**Extracted text:**
EU strategy for Syria
Joint communication (JOIN(2017) 11 final) — EU strategy for Syria
WHAT IS THE AIM OF THIS JOINT COMMUNICATION?
It sets out elements for an EU strategy (to be approved by the Council) on how the EU can better and more strongly contribute to a lasting political solution in Syria under the existing UN-agreed framework.
The communication is the latest strategic document addressing the Syrian crisis. It follows the EU’s strategy on Syria set out March 2015 (and reviewed in 2016) as part of the EU regional strategy for Syria and Iraq, and the ISIL/Da’esh threat. That document itself followed a 2013 communication on a comprehensive approach to the Syrian crisis.
The communication sets out 5 strategic goals:
One Syria — a united and territorially integral country for all Syrian citizens.
A democratic Syria — a legitimate government and a pluralistic political system that respects the rule of law and individual rights — based on equal citizenship.
A diverse and inclusive Syria — a multicultural country in which all ethnic and religious groups feel that their identities are protected and that they have equal access to government.
A strong and secure Syria — an effective state with functional institutions, with a focus on citizens’ security and services, a single national army and accountable police and security forces.

**Information supplied:**
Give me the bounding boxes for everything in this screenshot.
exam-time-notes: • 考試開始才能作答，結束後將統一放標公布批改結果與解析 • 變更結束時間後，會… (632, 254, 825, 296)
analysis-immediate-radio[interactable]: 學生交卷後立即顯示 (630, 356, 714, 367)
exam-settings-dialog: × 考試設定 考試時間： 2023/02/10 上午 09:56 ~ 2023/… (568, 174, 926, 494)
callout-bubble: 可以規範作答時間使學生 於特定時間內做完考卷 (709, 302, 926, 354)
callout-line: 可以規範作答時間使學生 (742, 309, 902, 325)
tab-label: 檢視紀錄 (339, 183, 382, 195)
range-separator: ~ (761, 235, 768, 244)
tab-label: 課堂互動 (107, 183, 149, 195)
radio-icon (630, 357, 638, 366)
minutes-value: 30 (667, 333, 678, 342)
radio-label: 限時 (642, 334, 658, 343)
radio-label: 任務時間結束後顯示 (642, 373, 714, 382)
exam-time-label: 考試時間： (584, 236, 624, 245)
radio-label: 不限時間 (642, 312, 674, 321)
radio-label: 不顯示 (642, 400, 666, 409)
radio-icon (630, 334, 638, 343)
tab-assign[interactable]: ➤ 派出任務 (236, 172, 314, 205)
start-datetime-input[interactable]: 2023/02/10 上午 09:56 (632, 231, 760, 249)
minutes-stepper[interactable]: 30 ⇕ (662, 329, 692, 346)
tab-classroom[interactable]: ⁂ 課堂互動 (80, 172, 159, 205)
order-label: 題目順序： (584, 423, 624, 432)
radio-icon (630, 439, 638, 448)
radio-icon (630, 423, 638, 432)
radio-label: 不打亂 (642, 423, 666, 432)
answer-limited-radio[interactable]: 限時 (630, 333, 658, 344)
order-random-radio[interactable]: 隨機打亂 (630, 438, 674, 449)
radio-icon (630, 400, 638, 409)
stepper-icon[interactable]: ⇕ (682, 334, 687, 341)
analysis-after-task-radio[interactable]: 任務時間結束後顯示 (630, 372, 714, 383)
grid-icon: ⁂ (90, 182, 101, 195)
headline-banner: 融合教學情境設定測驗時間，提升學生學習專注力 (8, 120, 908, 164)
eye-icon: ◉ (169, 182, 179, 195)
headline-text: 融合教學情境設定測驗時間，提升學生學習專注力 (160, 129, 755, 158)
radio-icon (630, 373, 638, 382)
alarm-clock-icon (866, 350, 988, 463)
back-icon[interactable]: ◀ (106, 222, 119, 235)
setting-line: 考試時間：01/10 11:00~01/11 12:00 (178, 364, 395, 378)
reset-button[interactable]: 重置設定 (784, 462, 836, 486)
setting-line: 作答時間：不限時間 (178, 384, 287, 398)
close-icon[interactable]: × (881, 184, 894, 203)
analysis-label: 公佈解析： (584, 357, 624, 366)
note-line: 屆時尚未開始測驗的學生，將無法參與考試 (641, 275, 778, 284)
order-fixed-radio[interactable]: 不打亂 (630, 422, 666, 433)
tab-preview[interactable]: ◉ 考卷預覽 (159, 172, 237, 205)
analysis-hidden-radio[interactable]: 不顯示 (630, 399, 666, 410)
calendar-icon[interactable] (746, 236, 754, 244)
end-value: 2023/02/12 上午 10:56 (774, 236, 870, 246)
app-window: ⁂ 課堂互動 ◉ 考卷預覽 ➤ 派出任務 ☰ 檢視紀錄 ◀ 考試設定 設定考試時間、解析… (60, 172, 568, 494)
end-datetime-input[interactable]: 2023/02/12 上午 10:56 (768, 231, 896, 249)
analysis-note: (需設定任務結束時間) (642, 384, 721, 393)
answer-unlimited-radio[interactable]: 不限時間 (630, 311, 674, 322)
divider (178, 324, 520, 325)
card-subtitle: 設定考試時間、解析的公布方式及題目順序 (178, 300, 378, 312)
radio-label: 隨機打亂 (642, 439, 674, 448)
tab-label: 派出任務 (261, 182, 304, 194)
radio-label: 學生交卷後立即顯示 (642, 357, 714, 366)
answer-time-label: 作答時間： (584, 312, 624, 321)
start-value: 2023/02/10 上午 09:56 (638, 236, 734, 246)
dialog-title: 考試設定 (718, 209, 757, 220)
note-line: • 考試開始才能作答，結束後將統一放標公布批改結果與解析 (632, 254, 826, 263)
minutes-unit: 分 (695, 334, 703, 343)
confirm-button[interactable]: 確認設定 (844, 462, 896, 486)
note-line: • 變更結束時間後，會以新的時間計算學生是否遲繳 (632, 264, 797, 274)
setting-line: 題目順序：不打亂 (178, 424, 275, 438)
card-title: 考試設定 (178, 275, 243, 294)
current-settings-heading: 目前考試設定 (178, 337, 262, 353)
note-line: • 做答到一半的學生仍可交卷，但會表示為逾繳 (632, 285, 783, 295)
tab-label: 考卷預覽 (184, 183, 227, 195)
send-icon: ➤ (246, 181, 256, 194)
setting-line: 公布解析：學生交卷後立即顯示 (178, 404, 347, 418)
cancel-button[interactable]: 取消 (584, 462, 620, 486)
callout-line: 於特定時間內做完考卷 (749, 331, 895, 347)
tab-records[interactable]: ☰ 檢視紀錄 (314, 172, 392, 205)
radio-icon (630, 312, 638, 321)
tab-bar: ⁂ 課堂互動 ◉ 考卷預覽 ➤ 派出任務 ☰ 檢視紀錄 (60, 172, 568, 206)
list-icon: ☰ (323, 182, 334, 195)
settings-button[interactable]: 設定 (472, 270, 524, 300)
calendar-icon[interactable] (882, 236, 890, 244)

**Problems to work on:**
1. Using the Syria strategy text, say whether each statement agrees with it. Answer yes or no for each, quoting the deciding words. (a) The communication sets out five strategic goals. (b) The 2013 communication came after the EU's March 2015 strategy on Syria. (c) The proposed strategy is to be approved by the Commission.
2. Reproduce the Syria strategy text starting at "A democratic Syria" and ending at "on equal citizenship.".
The listing can be left aside.

**Responses to the tasks:**
1.
(a) Yes: "The communication sets out 5 strategic goals"
(b) No: "That document itself followed a 2013 communication on a comprehensive approach to the Syrian crisis."
(c) No: "(to be approved by the Council)"

2.
A democratic Syria — a legitimate government and a pluralistic political system that respects the rule of law and individual rights — based on equal citizenship.